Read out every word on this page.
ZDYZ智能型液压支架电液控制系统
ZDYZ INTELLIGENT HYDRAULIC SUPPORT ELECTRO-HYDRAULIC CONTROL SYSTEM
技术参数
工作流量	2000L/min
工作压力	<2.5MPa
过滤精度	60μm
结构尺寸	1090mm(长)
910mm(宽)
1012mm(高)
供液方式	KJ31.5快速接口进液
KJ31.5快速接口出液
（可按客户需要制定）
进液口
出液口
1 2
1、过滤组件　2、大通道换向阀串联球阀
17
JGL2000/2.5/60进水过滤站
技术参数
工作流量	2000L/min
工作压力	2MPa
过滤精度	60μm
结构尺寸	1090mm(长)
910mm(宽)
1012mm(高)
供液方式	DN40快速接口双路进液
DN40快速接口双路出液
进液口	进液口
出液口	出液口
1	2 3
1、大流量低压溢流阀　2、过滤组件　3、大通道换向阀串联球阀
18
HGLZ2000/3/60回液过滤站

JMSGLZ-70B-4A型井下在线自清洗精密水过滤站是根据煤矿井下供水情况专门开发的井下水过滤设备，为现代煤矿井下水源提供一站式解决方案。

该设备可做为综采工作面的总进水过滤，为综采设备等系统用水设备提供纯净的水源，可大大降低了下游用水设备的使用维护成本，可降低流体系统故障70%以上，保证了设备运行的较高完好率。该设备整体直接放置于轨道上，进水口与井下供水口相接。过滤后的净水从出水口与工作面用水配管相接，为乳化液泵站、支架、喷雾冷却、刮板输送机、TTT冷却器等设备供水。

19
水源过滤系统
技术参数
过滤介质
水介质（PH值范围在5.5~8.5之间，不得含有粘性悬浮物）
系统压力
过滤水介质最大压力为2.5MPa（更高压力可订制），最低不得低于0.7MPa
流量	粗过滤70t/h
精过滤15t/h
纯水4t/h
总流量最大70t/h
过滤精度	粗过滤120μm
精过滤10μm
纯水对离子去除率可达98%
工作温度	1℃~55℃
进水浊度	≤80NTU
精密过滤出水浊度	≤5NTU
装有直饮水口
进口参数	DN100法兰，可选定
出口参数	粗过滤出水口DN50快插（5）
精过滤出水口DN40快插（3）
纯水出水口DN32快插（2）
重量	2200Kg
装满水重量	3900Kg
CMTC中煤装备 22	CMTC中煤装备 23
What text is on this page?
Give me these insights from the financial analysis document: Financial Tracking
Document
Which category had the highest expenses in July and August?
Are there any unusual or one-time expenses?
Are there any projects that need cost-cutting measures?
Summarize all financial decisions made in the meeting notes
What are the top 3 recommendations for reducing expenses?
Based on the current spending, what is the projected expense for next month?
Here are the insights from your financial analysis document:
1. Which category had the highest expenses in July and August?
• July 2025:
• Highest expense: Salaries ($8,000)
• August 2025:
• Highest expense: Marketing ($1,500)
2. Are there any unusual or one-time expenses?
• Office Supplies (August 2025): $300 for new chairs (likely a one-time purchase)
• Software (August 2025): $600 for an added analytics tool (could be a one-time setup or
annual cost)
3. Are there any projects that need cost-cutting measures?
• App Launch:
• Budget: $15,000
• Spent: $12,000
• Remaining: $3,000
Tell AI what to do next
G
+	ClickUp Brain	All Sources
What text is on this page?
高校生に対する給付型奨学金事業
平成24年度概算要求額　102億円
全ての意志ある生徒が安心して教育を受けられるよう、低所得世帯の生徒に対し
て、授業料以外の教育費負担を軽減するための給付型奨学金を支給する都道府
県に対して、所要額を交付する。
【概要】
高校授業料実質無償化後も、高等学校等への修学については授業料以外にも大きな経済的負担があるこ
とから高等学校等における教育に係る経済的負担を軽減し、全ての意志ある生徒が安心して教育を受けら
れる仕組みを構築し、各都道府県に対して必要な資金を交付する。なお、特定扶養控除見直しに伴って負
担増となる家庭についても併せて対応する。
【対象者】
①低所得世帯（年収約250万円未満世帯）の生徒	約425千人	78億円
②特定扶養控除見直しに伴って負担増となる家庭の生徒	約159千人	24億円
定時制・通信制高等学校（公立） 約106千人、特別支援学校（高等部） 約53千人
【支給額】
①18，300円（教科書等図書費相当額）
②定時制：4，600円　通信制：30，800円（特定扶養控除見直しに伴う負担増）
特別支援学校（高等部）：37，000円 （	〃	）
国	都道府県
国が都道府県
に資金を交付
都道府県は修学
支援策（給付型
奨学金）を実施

- Exercise aim:
Copy out all the entries shown above, character for character.

- Response:
Read out every word on this page.
ZDYZ智能型液压支架电液控制系统
ZDYZ INTELLIGENT HYDRAULIC SUPPORT ELECTRO-HYDRAULIC CONTROL SYSTEM
技术参数
工作流量	2000L/min
工作压力	<2.5MPa
过滤精度	60μm
结构尺寸	1090mm(长)
910mm(宽)
1012mm(高)
供液方式	KJ31.5快速接口进液
KJ31.5快速接口出液
（可按客户需要制定）
进液口
出液口
1 2
1、过滤组件　2、大通道换向阀串联球阀
17
JGL2000/2.5/60进水过滤站
技术参数
工作流量	2000L/min
工作压力	2MPa
过滤精度	60μm
结构尺寸	1090mm(长)
910mm(宽)
1012mm(高)
供液方式	DN40快速接口双路进液
DN40快速接口双路出液
进液口	进液口
出液口	出液口
1	2 3
1、大流量低压溢流阀　2、过滤组件　3、大通道换向阀串联球阀
18
HGLZ2000/3/60回液过滤站

JMSGLZ-70B-4A型井下在线自清洗精密水过滤站是根据煤矿井下供水情况专门开发的井下水过滤设备，为现代煤矿井下水源提供一站式解决方案。

该设备可做为综采工作面的总进水过滤，为综采设备等系统用水设备提供纯净的水源，可大大降低了下游用水设备的使用维护成本，可降低流体系统故障70%以上，保证了设备运行的较高完好率。该设备整体直接放置于轨道上，进水口与井下供水口相接。过滤后的净水从出水口与工作面用水配管相接，为乳化液泵站、支架、喷雾冷却、刮板输送机、TTT冷却器等设备供水。

19
水源过滤系统
技术参数
过滤介质
水介质（PH值范围在5.5~8.5之间，不得含有粘性悬浮物）
系统压力
过滤水介质最大压力为2.5MPa（更高压力可订制），最低不得低于0.7MPa
流量	粗过滤70t/h
精过滤15t/h
纯水4t/h
总流量最大70t/h
过滤精度	粗过滤120μm
精过滤10μm
纯水对离子去除率可达98%
工作温度	1℃~55℃
进水浊度	≤80NTU
精密过滤出水浊度	≤5NTU
装有直饮水口
进口参数	DN100法兰，可选定
出口参数	粗过滤出水口DN50快插（5）
精过滤出水口DN40快插（3）
纯水出水口DN32快插（2）
重量	2200Kg
装满水重量	3900Kg
CMTC中煤装备 22	CMTC中煤装备 23
What text is on this page?
Give me these insights from the financial analysis document: Financial Tracking
Document
Which category had the highest expenses in July and August?
Are there any unusual or one-time expenses?
Are there any projects that need cost-cutting measures?
Summarize all financial decisions made in the meeting notes
What are the top 3 recommendations for reducing expenses?
Based on the current spending, what is the projected expense for next month?
Here are the insights from your financial analysis document:
1. Which category had the highest expenses in July and August?
• July 2025:
• Highest expense: Salaries ($8,000)
• August 2025:
• Highest expense: Marketing ($1,500)
2. Are there any unusual or one-time expenses?
• Office Supplies (August 2025): $300 for new chairs (likely a one-time purchase)
• Software (August 2025): $600 for an added analytics tool (could be a one-time setup or
annual cost)
3. Are there any projects that need cost-cutting measures?
• App Launch:
• Budget: $15,000
• Spent: $12,000
• Remaining: $3,000
Tell AI what to do next
G
+	ClickUp Brain	All Sources
What text is on this page?
高校生に対する給付型奨学金事業
平成24年度概算要求額　102億円
全ての意志ある生徒が安心して教育を受けられるよう、低所得世帯の生徒に対し
て、授業料以外の教育費負担を軽減するための給付型奨学金を支給する都道府
県に対して、所要額を交付する。
【概要】
高校授業料実質無償化後も、高等学校等への修学については授業料以外にも大きな経済的負担があるこ
とから高等学校等における教育に係る経済的負担を軽減し、全ての意志ある生徒が安心して教育を受けら
れる仕組みを構築し、各都道府県に対して必要な資金を交付する。なお、特定扶養控除見直しに伴って負
担増となる家庭についても併せて対応する。
【対象者】
①低所得世帯（年収約250万円未満世帯）の生徒	約425千人	78億円
②特定扶養控除見直しに伴って負担増となる家庭の生徒	約159千人	24億円
定時制・通信制高等学校（公立） 約106千人、特別支援学校（高等部） 約53千人
【支給額】
①18，300円（教科書等図書費相当額）
②定時制：4，600円　通信制：30，800円（特定扶養控除見直しに伴う負担増）
特別支援学校（高等部）：37，000円 （	〃	）
国	都道府県
国が都道府県
に資金を交付
都道府県は修学
支援策（給付型
奨学金）を実施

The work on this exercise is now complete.